## [Directive]
Tally the lines of the data that include the word "title" and state the total, nothing else.

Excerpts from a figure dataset
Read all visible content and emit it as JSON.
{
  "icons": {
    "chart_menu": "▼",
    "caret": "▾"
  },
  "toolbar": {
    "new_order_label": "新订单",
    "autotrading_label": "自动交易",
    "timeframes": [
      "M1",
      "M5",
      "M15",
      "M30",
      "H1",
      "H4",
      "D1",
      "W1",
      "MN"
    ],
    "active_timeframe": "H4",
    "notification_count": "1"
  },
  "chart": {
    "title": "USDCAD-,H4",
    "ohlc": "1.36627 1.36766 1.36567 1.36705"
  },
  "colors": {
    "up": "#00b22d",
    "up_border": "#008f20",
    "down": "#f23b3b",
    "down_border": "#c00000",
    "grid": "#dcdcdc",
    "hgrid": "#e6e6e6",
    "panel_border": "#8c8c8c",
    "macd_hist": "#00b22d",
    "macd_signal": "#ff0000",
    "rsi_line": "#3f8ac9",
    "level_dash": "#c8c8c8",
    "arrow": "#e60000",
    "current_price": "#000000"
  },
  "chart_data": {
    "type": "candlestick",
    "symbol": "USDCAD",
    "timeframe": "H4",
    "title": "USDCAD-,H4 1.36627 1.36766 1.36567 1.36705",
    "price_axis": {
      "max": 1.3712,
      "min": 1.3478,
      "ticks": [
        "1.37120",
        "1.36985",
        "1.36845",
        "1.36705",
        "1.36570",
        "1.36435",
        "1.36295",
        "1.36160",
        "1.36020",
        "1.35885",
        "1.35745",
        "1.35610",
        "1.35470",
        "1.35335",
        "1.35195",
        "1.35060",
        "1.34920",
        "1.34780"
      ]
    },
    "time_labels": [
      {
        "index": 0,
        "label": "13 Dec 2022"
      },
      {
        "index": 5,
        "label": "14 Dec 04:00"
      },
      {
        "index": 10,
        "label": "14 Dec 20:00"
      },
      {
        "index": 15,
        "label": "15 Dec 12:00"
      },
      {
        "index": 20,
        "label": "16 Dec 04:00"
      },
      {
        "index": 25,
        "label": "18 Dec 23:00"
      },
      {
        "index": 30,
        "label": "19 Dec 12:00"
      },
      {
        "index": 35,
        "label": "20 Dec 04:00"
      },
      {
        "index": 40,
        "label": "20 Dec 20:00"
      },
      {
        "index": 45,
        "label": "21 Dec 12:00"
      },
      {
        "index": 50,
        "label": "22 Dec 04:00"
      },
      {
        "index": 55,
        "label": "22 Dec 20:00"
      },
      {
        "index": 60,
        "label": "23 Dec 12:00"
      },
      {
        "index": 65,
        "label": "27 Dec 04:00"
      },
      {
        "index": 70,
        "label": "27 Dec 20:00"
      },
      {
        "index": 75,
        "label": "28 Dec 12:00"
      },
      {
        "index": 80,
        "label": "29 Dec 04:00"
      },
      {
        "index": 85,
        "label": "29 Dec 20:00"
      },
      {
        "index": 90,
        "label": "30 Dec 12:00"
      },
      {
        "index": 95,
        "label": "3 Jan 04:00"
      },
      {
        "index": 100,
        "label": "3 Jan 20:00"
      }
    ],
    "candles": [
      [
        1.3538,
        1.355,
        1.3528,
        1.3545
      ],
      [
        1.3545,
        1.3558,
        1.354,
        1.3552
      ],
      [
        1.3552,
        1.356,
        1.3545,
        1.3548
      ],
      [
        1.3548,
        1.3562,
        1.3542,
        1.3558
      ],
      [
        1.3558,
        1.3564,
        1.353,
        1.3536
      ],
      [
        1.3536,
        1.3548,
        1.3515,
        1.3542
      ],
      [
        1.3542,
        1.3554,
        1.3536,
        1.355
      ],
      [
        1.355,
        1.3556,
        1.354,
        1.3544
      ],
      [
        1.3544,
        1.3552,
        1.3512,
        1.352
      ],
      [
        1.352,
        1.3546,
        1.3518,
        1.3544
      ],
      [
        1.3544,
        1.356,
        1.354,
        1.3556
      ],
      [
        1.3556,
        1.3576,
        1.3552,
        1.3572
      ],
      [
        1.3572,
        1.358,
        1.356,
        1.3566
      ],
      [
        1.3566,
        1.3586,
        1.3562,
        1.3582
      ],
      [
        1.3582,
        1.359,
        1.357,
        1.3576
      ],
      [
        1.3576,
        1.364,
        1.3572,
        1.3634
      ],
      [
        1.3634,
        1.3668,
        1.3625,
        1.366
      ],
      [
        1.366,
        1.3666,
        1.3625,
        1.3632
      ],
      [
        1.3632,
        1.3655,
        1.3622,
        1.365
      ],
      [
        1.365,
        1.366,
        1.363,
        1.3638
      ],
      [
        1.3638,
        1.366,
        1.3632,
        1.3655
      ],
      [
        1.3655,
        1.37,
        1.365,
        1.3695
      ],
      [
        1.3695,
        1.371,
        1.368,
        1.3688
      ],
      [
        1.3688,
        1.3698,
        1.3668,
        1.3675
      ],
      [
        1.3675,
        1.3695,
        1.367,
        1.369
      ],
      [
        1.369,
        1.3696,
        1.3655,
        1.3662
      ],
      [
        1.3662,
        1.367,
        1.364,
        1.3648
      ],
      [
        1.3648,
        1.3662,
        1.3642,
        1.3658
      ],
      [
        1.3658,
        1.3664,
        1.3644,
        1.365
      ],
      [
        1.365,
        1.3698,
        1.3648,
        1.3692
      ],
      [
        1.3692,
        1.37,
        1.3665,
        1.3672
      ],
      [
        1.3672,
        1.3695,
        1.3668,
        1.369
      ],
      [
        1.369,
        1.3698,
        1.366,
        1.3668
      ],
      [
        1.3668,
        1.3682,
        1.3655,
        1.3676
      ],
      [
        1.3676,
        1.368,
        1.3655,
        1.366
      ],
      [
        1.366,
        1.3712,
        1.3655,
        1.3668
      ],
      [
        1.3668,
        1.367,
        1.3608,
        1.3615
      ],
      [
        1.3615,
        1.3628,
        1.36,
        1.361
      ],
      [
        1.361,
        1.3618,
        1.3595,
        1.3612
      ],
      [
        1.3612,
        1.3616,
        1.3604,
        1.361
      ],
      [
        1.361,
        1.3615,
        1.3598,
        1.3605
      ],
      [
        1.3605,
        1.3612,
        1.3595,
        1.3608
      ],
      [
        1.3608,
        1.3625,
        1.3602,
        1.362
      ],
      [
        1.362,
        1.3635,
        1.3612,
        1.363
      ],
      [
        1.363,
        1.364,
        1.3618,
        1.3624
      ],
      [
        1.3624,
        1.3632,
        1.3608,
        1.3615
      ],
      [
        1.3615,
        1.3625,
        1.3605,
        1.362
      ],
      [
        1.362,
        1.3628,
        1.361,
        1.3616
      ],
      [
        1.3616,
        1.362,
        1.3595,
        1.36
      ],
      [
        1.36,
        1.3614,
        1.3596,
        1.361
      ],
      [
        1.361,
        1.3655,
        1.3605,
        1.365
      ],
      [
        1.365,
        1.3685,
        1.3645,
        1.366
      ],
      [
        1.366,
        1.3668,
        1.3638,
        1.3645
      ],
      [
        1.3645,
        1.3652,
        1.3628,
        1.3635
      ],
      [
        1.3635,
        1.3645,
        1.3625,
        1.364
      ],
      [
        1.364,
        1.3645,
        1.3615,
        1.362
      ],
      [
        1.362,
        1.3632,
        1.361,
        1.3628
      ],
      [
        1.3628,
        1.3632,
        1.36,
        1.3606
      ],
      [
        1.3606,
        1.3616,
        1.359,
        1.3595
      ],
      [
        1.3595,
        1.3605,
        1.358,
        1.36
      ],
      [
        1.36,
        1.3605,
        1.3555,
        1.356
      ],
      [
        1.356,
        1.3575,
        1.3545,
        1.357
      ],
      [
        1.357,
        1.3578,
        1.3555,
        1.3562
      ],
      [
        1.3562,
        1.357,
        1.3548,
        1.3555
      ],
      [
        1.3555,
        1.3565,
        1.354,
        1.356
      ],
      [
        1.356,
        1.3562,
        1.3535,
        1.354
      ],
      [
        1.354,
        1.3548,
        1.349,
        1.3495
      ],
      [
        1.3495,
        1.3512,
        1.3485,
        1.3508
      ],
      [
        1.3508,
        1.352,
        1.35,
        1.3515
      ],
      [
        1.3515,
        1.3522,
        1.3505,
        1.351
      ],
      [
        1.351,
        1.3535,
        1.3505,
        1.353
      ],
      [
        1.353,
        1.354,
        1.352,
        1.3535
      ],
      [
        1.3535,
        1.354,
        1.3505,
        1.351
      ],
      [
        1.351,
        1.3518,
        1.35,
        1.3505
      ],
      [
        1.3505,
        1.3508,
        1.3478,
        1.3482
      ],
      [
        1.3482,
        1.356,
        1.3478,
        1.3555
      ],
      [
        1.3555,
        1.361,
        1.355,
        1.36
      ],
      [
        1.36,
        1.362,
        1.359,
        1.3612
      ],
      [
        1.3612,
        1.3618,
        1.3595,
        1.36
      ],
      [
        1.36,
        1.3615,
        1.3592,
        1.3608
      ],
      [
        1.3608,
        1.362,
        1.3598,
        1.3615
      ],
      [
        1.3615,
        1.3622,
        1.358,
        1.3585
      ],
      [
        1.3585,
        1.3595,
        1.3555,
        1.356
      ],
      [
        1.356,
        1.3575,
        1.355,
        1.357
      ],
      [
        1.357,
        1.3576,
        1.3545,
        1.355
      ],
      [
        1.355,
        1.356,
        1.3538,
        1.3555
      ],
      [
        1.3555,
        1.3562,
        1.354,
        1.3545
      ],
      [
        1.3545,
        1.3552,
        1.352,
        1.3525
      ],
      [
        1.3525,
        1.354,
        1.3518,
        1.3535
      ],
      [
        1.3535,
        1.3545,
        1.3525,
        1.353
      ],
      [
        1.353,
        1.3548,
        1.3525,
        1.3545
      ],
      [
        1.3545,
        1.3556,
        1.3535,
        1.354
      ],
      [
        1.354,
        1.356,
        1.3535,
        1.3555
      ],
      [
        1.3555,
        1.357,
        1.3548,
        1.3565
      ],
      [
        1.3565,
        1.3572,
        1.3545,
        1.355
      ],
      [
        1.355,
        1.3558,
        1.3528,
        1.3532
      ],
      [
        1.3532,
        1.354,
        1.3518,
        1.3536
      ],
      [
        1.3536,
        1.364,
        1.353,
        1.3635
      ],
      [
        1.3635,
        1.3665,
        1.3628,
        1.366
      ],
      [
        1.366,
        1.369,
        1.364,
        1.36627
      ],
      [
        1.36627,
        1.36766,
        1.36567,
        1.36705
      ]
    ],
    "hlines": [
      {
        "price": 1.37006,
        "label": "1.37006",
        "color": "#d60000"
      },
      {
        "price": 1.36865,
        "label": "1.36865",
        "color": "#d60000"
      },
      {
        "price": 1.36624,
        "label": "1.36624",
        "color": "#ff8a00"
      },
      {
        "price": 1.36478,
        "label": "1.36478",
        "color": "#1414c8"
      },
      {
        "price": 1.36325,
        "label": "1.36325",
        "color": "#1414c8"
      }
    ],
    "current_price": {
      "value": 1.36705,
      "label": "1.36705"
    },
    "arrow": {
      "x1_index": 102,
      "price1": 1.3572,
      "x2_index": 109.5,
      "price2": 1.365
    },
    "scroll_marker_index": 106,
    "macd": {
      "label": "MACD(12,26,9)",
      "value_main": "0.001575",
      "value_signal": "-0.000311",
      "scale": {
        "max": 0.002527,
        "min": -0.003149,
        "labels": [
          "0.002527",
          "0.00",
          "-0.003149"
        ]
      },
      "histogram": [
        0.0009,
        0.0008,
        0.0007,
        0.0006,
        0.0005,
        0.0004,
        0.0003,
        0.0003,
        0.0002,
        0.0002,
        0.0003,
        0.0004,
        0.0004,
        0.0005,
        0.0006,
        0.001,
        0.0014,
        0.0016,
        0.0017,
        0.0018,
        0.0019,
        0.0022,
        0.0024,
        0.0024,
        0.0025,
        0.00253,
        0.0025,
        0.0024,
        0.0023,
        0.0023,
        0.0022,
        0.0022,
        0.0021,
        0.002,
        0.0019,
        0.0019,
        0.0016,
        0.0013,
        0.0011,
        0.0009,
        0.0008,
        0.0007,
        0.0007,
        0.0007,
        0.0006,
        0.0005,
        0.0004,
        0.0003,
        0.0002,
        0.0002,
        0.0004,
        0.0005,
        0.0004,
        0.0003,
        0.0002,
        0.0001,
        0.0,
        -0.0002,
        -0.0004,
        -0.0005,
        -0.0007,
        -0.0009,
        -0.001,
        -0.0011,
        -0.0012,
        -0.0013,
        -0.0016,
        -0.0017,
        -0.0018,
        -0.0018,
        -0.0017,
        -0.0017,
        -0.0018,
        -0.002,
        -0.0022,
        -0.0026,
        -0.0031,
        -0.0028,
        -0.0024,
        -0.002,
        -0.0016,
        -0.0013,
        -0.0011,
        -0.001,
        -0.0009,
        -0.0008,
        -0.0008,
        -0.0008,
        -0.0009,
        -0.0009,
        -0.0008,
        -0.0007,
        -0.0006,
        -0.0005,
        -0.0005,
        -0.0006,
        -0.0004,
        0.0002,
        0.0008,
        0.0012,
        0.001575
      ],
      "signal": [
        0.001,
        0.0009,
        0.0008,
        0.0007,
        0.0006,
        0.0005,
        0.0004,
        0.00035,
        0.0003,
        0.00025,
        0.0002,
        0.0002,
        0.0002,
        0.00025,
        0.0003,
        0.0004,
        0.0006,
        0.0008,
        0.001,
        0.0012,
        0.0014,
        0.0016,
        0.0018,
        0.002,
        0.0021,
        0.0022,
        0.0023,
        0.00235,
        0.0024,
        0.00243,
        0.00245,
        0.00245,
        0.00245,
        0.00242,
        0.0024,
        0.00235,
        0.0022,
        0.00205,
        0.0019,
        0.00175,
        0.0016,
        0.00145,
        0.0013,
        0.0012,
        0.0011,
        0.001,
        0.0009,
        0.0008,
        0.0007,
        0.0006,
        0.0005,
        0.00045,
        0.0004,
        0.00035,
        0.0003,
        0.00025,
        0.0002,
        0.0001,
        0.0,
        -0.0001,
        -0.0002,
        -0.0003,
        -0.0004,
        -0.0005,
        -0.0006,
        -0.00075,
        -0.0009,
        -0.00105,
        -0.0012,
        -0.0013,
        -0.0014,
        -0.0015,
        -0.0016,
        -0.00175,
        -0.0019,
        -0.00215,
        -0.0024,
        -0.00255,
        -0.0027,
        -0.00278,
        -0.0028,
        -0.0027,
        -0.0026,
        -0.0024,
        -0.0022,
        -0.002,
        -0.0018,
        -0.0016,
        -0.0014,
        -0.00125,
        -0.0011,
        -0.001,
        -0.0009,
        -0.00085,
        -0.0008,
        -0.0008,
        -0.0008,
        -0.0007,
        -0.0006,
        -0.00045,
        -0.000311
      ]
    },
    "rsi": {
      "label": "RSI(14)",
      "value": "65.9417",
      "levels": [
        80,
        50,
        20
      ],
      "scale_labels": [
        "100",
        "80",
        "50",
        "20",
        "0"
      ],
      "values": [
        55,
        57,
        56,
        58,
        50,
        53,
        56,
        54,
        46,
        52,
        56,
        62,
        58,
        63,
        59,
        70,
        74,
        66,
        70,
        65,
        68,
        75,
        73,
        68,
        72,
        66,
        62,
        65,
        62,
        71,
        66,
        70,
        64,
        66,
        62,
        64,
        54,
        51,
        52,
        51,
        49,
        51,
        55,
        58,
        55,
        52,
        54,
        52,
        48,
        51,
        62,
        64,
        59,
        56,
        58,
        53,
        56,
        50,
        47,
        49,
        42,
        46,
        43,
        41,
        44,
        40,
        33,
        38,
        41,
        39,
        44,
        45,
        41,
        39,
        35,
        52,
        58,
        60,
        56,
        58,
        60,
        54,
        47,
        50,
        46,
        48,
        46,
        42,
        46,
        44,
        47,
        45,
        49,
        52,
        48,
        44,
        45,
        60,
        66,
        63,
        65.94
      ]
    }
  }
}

## [Result of this task]
2